_Problem details_
Read the lines that follow and pick out every one containing the word "will".

* * * *

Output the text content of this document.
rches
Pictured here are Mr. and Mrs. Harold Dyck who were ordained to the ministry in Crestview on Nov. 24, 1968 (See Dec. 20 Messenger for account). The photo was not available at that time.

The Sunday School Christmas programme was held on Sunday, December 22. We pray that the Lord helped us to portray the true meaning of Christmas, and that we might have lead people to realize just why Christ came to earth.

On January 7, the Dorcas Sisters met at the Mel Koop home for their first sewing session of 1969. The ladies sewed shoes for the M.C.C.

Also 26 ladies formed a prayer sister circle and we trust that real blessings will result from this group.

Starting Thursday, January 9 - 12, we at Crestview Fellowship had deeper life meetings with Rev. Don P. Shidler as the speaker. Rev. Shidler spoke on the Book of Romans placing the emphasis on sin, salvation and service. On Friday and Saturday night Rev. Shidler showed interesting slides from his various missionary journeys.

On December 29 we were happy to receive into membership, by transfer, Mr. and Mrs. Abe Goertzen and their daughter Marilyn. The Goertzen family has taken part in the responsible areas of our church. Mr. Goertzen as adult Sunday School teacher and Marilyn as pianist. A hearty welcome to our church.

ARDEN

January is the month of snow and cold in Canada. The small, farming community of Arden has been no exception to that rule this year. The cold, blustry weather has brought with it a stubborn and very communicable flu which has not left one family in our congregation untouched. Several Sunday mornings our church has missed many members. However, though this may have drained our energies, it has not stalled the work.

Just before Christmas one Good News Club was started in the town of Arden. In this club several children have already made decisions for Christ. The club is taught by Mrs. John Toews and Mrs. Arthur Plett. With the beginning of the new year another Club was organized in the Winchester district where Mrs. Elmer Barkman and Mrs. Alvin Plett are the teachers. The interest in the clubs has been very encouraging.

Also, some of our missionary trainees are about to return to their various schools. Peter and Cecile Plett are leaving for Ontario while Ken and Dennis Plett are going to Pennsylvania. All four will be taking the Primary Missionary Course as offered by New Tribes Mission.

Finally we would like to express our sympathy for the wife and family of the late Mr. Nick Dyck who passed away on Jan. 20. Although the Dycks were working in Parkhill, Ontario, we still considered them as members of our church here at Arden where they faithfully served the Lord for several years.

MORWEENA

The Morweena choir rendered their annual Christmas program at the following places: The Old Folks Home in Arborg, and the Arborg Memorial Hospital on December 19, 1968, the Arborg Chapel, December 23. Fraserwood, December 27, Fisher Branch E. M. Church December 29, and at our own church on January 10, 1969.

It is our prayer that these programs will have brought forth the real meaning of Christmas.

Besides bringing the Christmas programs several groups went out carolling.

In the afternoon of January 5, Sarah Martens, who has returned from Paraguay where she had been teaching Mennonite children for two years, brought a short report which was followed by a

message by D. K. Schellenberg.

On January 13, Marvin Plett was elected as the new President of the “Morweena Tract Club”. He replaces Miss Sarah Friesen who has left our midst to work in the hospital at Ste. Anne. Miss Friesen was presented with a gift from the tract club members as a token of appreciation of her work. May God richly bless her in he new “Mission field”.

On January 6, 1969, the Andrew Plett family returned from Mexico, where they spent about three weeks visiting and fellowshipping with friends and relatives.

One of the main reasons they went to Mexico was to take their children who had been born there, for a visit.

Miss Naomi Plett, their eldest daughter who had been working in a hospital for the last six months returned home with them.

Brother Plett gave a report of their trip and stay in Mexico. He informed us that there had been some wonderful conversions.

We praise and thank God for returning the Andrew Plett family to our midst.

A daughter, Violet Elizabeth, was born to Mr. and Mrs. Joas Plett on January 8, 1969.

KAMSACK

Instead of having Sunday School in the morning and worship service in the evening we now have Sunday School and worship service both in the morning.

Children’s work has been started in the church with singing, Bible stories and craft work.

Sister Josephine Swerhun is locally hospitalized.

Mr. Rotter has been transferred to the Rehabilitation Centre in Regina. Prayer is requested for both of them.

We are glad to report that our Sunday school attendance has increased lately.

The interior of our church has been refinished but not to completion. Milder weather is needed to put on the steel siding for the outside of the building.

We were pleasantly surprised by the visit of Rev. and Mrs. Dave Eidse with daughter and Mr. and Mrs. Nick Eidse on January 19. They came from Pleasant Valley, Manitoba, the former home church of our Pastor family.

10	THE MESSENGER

* * * *

_Task response_
Also 26 ladies formed a prayer sister circle and we trust that real blessings will result from this group.
Also, some of our missionary trainees are about to return to their various schools. Peter and Cecile Plett are leaving for Ontario while Ken and Dennis Plett are going to Pennsylvania. All four will be taking the Primary Missionary Course as offered by New Tribes Mission.
It is our prayer that these programs will have brought forth the real meaning of Christmas.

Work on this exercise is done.